**Job:** Copy every line of the records below that holds the word "label".

==========

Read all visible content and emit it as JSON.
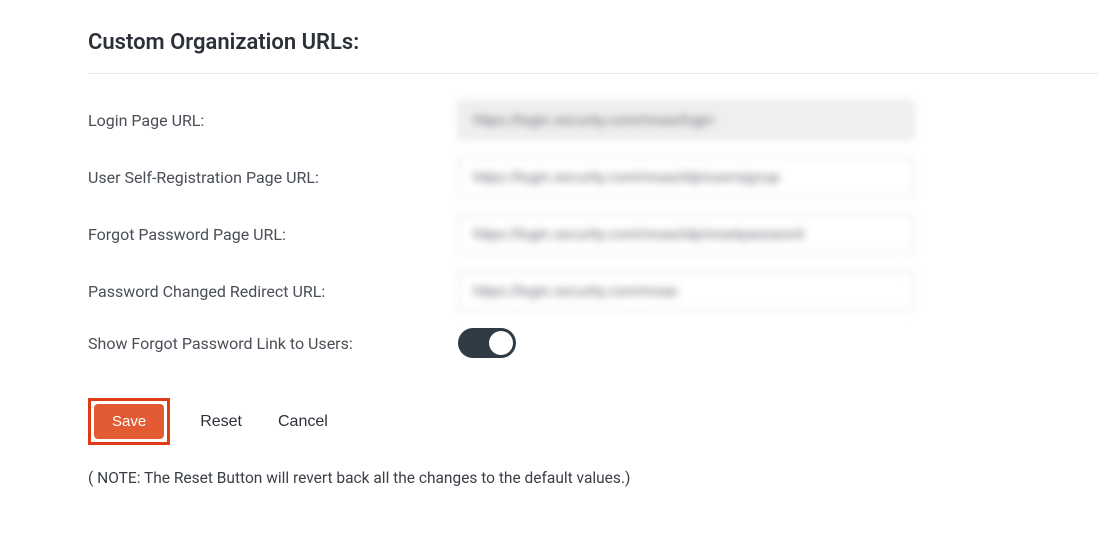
{
  "section": {
    "title": "Custom Organization URLs:"
  },
  "fields": {
    "login": {
      "label": "Login Page URL:",
      "value": "https://login.security.com/moas/login",
      "readonly": true
    },
    "signup": {
      "label": "User Self-Registration Page URL:",
      "value": "https://login.security.com/moas/idp/usersignup",
      "readonly": false
    },
    "forgot": {
      "label": "Forgot Password Page URL:",
      "value": "https://login.security.com/moas/idp/resetpassword",
      "readonly": false
    },
    "redirect": {
      "label": "Password Changed Redirect URL:",
      "value": "https://login.security.com/moas",
      "readonly": false
    },
    "showlink": {
      "label": "Show Forgot Password Link to Users:",
      "enabled": true
    }
  },
  "actions": {
    "save": "Save",
    "reset": "Reset",
    "cancel": "Cancel"
  },
  "note": "( NOTE: The Reset Button will revert back all the changes to the default values.)"
}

==========

**Complete output:**
      "label": "Login Page URL:",
      "label": "User Self-Registration Page URL:",
      "label": "Forgot Password Page URL:",
      "label": "Password Changed Redirect URL:",
      "label": "Show Forgot Password Link to Users:",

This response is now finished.